Source data →
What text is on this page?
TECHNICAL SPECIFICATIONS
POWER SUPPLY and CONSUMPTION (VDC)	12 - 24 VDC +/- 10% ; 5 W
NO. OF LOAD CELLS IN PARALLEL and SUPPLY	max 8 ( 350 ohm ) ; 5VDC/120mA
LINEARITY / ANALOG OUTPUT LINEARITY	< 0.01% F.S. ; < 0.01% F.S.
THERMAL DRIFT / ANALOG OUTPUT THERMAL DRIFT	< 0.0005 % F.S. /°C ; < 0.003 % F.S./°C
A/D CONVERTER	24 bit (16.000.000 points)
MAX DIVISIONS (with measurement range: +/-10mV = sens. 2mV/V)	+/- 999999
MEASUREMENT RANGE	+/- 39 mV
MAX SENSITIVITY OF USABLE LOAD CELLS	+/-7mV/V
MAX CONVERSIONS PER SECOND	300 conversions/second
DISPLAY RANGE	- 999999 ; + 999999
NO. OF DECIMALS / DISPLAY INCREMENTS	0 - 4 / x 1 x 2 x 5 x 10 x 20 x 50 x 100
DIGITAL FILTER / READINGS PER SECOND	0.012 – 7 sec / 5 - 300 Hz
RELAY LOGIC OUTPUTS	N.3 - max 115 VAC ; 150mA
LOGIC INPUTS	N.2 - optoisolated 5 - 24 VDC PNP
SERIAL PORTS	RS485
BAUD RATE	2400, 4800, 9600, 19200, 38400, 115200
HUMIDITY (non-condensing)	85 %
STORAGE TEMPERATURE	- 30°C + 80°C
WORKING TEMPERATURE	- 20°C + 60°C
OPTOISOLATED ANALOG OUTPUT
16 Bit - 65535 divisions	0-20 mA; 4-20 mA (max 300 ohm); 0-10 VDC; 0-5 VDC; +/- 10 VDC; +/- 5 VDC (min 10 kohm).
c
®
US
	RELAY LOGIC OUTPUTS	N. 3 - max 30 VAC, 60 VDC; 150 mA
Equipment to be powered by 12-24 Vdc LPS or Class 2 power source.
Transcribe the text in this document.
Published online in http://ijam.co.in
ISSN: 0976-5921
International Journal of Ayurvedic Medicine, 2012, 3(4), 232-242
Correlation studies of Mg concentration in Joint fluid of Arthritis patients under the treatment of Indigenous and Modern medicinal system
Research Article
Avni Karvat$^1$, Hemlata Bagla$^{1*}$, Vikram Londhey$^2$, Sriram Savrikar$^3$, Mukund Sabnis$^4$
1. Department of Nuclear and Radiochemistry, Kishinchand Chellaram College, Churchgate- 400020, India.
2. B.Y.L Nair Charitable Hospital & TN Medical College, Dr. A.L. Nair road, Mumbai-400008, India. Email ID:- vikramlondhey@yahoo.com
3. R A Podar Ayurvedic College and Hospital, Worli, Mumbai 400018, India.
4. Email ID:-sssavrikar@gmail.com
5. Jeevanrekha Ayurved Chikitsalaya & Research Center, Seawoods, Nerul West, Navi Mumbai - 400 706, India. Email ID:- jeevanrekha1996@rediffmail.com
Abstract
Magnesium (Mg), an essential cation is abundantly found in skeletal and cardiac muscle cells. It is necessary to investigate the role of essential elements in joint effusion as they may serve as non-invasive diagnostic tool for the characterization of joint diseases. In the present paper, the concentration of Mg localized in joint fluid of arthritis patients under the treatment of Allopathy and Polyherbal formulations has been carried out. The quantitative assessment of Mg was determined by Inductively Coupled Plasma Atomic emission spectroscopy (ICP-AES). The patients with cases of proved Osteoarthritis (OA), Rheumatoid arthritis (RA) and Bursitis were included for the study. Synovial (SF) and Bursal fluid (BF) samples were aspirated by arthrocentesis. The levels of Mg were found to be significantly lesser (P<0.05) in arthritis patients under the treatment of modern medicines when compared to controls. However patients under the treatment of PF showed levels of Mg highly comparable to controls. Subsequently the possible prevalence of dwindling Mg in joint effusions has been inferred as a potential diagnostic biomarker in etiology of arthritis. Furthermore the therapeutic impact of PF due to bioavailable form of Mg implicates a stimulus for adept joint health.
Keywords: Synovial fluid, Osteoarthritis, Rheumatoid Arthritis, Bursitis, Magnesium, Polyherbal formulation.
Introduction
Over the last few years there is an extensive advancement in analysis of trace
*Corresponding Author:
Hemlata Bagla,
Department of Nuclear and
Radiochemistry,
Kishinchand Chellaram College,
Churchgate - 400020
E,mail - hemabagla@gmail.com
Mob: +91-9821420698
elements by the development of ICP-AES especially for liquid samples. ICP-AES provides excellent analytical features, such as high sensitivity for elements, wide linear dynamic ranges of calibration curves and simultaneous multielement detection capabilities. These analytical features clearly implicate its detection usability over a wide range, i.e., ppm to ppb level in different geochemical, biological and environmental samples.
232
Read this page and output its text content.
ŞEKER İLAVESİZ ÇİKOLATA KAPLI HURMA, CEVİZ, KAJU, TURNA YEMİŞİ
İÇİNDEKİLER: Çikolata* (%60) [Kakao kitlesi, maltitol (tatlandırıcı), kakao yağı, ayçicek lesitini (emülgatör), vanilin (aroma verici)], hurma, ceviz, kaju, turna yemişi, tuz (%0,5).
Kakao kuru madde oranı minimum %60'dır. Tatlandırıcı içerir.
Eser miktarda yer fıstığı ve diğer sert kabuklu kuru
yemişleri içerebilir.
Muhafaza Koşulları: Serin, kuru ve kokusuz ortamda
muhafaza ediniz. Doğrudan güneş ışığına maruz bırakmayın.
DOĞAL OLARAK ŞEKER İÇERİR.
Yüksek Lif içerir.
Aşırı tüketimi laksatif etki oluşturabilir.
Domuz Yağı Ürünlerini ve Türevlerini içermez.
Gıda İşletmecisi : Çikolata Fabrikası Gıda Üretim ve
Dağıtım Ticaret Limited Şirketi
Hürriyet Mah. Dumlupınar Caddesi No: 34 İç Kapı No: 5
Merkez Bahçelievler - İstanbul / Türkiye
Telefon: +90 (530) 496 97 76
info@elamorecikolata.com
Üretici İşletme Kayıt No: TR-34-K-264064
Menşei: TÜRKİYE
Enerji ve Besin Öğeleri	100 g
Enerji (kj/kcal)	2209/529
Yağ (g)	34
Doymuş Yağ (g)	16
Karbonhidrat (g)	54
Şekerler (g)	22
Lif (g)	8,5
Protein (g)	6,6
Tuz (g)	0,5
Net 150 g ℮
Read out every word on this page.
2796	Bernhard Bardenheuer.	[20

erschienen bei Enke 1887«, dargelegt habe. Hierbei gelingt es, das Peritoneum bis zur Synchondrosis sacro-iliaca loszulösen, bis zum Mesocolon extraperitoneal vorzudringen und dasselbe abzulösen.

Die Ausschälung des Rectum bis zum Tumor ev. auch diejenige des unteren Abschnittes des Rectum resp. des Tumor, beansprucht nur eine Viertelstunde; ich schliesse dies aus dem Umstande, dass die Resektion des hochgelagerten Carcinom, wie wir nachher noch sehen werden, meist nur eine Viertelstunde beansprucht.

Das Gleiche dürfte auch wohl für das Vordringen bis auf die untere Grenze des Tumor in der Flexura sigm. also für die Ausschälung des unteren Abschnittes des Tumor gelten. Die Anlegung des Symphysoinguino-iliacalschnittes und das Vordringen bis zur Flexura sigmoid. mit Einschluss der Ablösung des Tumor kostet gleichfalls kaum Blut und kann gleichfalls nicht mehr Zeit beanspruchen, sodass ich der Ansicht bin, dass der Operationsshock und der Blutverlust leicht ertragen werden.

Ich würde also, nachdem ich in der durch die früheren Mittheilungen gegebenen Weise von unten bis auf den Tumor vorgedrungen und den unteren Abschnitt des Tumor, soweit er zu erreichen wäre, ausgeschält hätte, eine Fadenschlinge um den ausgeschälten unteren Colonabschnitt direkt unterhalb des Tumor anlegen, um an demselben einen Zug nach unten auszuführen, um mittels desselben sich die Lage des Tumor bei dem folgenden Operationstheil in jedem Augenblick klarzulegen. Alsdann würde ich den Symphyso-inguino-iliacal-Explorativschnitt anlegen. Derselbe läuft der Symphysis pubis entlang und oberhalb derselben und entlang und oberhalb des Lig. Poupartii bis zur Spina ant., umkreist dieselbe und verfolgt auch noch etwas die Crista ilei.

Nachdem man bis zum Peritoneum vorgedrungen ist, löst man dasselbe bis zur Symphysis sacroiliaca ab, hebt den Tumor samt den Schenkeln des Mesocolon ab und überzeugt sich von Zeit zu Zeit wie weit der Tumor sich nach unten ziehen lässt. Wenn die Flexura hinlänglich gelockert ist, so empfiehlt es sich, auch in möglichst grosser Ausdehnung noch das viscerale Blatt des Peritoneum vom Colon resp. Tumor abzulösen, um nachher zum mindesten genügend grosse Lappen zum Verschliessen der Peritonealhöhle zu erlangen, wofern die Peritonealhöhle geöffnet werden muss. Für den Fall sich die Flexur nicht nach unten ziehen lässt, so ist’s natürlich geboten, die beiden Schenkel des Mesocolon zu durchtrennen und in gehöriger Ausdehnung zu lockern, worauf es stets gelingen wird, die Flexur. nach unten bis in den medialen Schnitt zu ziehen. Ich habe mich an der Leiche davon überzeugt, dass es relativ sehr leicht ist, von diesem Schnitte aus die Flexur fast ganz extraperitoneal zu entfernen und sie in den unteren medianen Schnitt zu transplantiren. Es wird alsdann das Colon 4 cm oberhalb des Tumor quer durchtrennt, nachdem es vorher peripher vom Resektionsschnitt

Goal of the exercise → Among the records above, find each line holding the string "Nuclear" and pull it out.

Written response →
1. Department of Nuclear and Radiochemistry, Kishinchand Chellaram College, Churchgate- 400020, India.
Department of Nuclear and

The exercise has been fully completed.